SET TASK: Filter the entries and keep only the lines where the string "color" appears.

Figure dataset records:
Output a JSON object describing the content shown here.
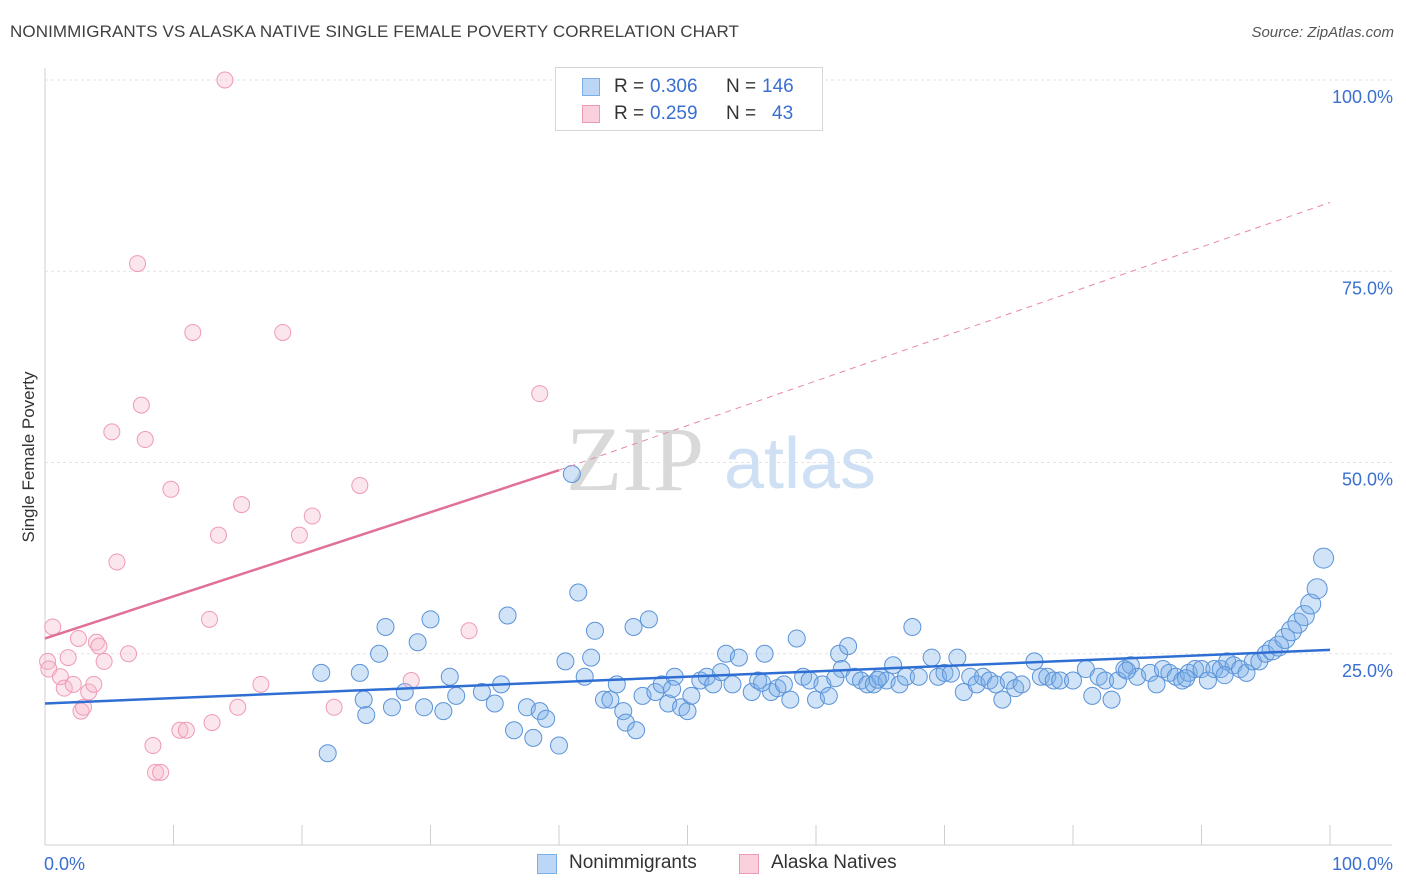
{
  "title": "NONIMMIGRANTS VS ALASKA NATIVE SINGLE FEMALE POVERTY CORRELATION CHART",
  "source": "Source: ZipAtlas.com",
  "watermark": {
    "zip": "ZIP",
    "atlas": "atlas"
  },
  "legend": {
    "rows": [
      {
        "r_label": "R =",
        "r_value": "0.306",
        "n_label": "N =",
        "n_value": "146",
        "color": "#9cc1f0"
      },
      {
        "r_label": "R =",
        "r_value": "0.259",
        "n_label": "N =",
        "n_value": "43",
        "color": "#f6b8cb"
      }
    ]
  },
  "bottom_legend": {
    "series1": "Nonimmigrants",
    "series2": "Alaska Natives"
  },
  "chart_data": {
    "type": "scatter",
    "title": "NONIMMIGRANTS VS ALASKA NATIVE SINGLE FEMALE POVERTY CORRELATION CHART",
    "xlabel": "",
    "ylabel": "Single Female Poverty",
    "xlim": [
      0,
      100
    ],
    "ylim": [
      0,
      100
    ],
    "x_tick_labels": [
      "0.0%",
      "100.0%"
    ],
    "y_tick_labels": [
      "25.0%",
      "50.0%",
      "75.0%",
      "100.0%"
    ],
    "y_ticks": [
      25,
      50,
      75,
      100
    ],
    "grid": true,
    "legend_position": "top-center",
    "series": [
      {
        "name": "Nonimmigrants",
        "color": "#7aaee8",
        "stroke": "#5b93d8",
        "trend": {
          "x1": 0,
          "y1": 18.5,
          "x2": 100,
          "y2": 25.5
        },
        "points": [
          [
            21.5,
            22.5
          ],
          [
            24.5,
            22.5
          ],
          [
            26,
            25
          ],
          [
            26.5,
            28.5
          ],
          [
            29,
            26.5
          ],
          [
            30,
            29.5
          ],
          [
            27,
            18
          ],
          [
            29.5,
            18
          ],
          [
            25,
            17
          ],
          [
            22,
            12
          ],
          [
            24.8,
            19
          ],
          [
            28,
            20
          ],
          [
            31,
            17.5
          ],
          [
            31.5,
            22
          ],
          [
            32,
            19.5
          ],
          [
            34,
            20
          ],
          [
            35,
            18.5
          ],
          [
            35.5,
            21
          ],
          [
            36,
            30
          ],
          [
            36.5,
            15
          ],
          [
            37.5,
            18
          ],
          [
            38,
            14
          ],
          [
            38.5,
            17.5
          ],
          [
            39,
            16.5
          ],
          [
            40,
            13
          ],
          [
            40.5,
            24
          ],
          [
            41,
            48.5
          ],
          [
            41.5,
            33
          ],
          [
            42,
            22
          ],
          [
            42.5,
            24.5
          ],
          [
            42.8,
            28
          ],
          [
            43.5,
            19
          ],
          [
            44,
            19
          ],
          [
            44.5,
            21
          ],
          [
            45,
            17.5
          ],
          [
            45.2,
            16
          ],
          [
            45.8,
            28.5
          ],
          [
            46,
            15
          ],
          [
            46.5,
            19.5
          ],
          [
            47,
            29.5
          ],
          [
            47.5,
            20
          ],
          [
            48,
            21
          ],
          [
            48.5,
            18.5
          ],
          [
            49,
            22
          ],
          [
            49.5,
            18
          ],
          [
            50,
            17.5
          ],
          [
            50.3,
            19.5
          ],
          [
            51,
            21.5
          ],
          [
            51.5,
            22
          ],
          [
            52,
            21
          ],
          [
            53,
            25
          ],
          [
            53.5,
            21
          ],
          [
            54,
            24.5
          ],
          [
            55,
            20
          ],
          [
            55.5,
            21.5
          ],
          [
            56,
            25
          ],
          [
            56.5,
            20
          ],
          [
            57,
            20.5
          ],
          [
            57.5,
            21
          ],
          [
            58,
            19
          ],
          [
            58.5,
            27
          ],
          [
            59,
            22
          ],
          [
            59.5,
            21.5
          ],
          [
            60,
            19
          ],
          [
            60.5,
            21
          ],
          [
            61,
            19.5
          ],
          [
            61.8,
            25
          ],
          [
            62,
            23
          ],
          [
            62.5,
            26
          ],
          [
            63,
            22
          ],
          [
            63.5,
            21.5
          ],
          [
            64,
            21
          ],
          [
            64.5,
            21
          ],
          [
            65,
            22
          ],
          [
            65.5,
            21.5
          ],
          [
            66,
            23.5
          ],
          [
            66.5,
            21
          ],
          [
            67,
            22
          ],
          [
            67.5,
            28.5
          ],
          [
            68,
            22
          ],
          [
            69,
            24.5
          ],
          [
            69.5,
            22
          ],
          [
            70,
            22.5
          ],
          [
            71,
            24.5
          ],
          [
            71.5,
            20
          ],
          [
            72,
            22
          ],
          [
            72.5,
            21
          ],
          [
            73,
            22
          ],
          [
            73.5,
            21.5
          ],
          [
            74,
            21
          ],
          [
            74.5,
            19
          ],
          [
            75,
            21.5
          ],
          [
            75.5,
            20.5
          ],
          [
            76,
            21
          ],
          [
            77,
            24
          ],
          [
            77.5,
            22
          ],
          [
            78,
            22
          ],
          [
            78.5,
            21.5
          ],
          [
            79,
            21.5
          ],
          [
            80,
            21.5
          ],
          [
            81,
            23
          ],
          [
            81.5,
            19.5
          ],
          [
            82,
            22
          ],
          [
            82.5,
            21.5
          ],
          [
            83,
            19
          ],
          [
            83.5,
            21.5
          ],
          [
            84,
            23
          ],
          [
            84.5,
            23.5
          ],
          [
            85,
            22
          ],
          [
            86,
            22.5
          ],
          [
            86.5,
            21
          ],
          [
            87,
            23
          ],
          [
            87.5,
            22.5
          ],
          [
            88,
            22
          ],
          [
            88.5,
            21.5
          ],
          [
            89,
            22.5
          ],
          [
            89.5,
            23
          ],
          [
            90,
            23
          ],
          [
            90.5,
            21.5
          ],
          [
            91,
            23
          ],
          [
            91.5,
            23
          ],
          [
            92,
            24
          ],
          [
            92.5,
            23.5
          ],
          [
            93,
            23
          ],
          [
            93.5,
            22.5
          ],
          [
            94,
            24
          ],
          [
            94.5,
            24
          ],
          [
            95,
            25
          ],
          [
            95.5,
            25.5
          ],
          [
            96,
            26
          ],
          [
            96.5,
            27
          ],
          [
            97,
            28
          ],
          [
            97.5,
            29
          ],
          [
            98,
            30
          ],
          [
            98.5,
            31.5
          ],
          [
            99,
            33.5
          ],
          [
            99.5,
            37.5
          ],
          [
            61.5,
            21.8
          ],
          [
            70.5,
            22.4
          ],
          [
            84.2,
            22.8
          ],
          [
            55.8,
            21.2
          ],
          [
            64.8,
            21.6
          ],
          [
            48.8,
            20.4
          ],
          [
            52.6,
            22.6
          ],
          [
            88.8,
            21.8
          ],
          [
            91.8,
            22.2
          ]
        ]
      },
      {
        "name": "Alaska Natives",
        "color": "#f6b8cb",
        "stroke": "#ef9ab3",
        "trend": {
          "x1": 0,
          "y1": 27,
          "x2": 40,
          "y2": 49
        },
        "trend_extension": {
          "x1": 40,
          "y1": 49,
          "x2": 100,
          "y2": 84
        },
        "points": [
          [
            0.2,
            24
          ],
          [
            0.3,
            23
          ],
          [
            0.6,
            28.5
          ],
          [
            1.2,
            22
          ],
          [
            1.5,
            20.5
          ],
          [
            1.8,
            24.5
          ],
          [
            2.2,
            21
          ],
          [
            2.6,
            27
          ],
          [
            2.8,
            17.5
          ],
          [
            3,
            18
          ],
          [
            3.4,
            20
          ],
          [
            3.8,
            21
          ],
          [
            4,
            26.5
          ],
          [
            4.2,
            26
          ],
          [
            4.6,
            24
          ],
          [
            5.2,
            54
          ],
          [
            5.6,
            37
          ],
          [
            6.5,
            25
          ],
          [
            7.2,
            76
          ],
          [
            7.5,
            57.5
          ],
          [
            7.8,
            53
          ],
          [
            8.4,
            13
          ],
          [
            8.6,
            9.5
          ],
          [
            9,
            9.5
          ],
          [
            9.8,
            46.5
          ],
          [
            10.5,
            15
          ],
          [
            11,
            15
          ],
          [
            11.5,
            67
          ],
          [
            12.8,
            29.5
          ],
          [
            13,
            16
          ],
          [
            13.5,
            40.5
          ],
          [
            14,
            100
          ],
          [
            15,
            18
          ],
          [
            15.3,
            44.5
          ],
          [
            16.8,
            21
          ],
          [
            18.5,
            67
          ],
          [
            19.8,
            40.5
          ],
          [
            20.8,
            43
          ],
          [
            22.5,
            18
          ],
          [
            24.5,
            47
          ],
          [
            28.5,
            21.5
          ],
          [
            33,
            28
          ],
          [
            38.5,
            59
          ]
        ]
      }
    ]
  }
}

WRITTEN SOLUTION:
        "color": "#9cc1f0"
        "color": "#f6b8cb"
        "color": "#7aaee8",
        "color": "#f6b8cb",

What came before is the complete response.